WRITTEN REQUEST ▸
Restate the listing that follows word for word, without its pictures.

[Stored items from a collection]
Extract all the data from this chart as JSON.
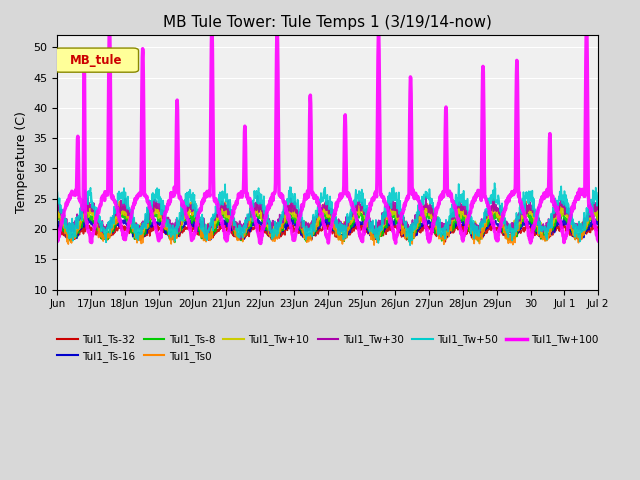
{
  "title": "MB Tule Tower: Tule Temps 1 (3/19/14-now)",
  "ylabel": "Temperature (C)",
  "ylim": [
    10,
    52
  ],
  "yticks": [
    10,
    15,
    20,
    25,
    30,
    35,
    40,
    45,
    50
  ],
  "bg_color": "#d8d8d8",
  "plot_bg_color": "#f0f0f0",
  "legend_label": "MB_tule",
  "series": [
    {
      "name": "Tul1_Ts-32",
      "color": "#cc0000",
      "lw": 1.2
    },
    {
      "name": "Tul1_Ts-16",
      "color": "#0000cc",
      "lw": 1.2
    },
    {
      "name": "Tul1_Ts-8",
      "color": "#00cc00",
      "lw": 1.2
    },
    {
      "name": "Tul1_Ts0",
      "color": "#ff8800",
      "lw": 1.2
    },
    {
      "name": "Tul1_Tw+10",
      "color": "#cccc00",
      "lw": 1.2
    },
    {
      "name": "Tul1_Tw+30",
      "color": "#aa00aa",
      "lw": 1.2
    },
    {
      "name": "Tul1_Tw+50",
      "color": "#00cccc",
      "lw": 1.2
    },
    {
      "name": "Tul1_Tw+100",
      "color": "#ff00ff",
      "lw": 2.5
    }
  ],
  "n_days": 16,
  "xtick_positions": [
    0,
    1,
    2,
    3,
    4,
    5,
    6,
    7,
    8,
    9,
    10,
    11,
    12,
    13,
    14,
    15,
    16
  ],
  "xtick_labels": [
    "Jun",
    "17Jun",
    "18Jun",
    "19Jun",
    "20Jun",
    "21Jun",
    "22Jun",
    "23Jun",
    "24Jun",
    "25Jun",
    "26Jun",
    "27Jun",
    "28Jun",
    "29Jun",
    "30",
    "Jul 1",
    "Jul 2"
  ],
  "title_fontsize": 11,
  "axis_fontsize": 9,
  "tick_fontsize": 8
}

RESULT FOR THIS EXERCISE ▸
Extract all the data from this chart as JSON.
{
  "title": "MB Tule Tower: Tule Temps 1 (3/19/14-now)",
  "ylabel": "Temperature (C)",
  "ylim": [
    10,
    52
  ],
  "yticks": [
    10,
    15,
    20,
    25,
    30,
    35,
    40,
    45,
    50
  ],
  "bg_color": "#d8d8d8",
  "plot_bg_color": "#f0f0f0",
  "legend_label": "MB_tule",
  "series": [
    {
      "name": "Tul1_Ts-32",
      "color": "#cc0000",
      "lw": 1.2
    },
    {
      "name": "Tul1_Ts-16",
      "color": "#0000cc",
      "lw": 1.2
    },
    {
      "name": "Tul1_Ts-8",
      "color": "#00cc00",
      "lw": 1.2
    },
    {
      "name": "Tul1_Ts0",
      "color": "#ff8800",
      "lw": 1.2
    },
    {
      "name": "Tul1_Tw+10",
      "color": "#cccc00",
      "lw": 1.2
    },
    {
      "name": "Tul1_Tw+30",
      "color": "#aa00aa",
      "lw": 1.2
    },
    {
      "name": "Tul1_Tw+50",
      "color": "#00cccc",
      "lw": 1.2
    },
    {
      "name": "Tul1_Tw+100",
      "color": "#ff00ff",
      "lw": 2.5
    }
  ],
  "n_days": 16,
  "xtick_positions": [
    0,
    1,
    2,
    3,
    4,
    5,
    6,
    7,
    8,
    9,
    10,
    11,
    12,
    13,
    14,
    15,
    16
  ],
  "xtick_labels": [
    "Jun",
    "17Jun",
    "18Jun",
    "19Jun",
    "20Jun",
    "21Jun",
    "22Jun",
    "23Jun",
    "24Jun",
    "25Jun",
    "26Jun",
    "27Jun",
    "28Jun",
    "29Jun",
    "30",
    "Jul 1",
    "Jul 2"
  ],
  "title_fontsize": 11,
  "axis_fontsize": 9,
  "tick_fontsize": 8
}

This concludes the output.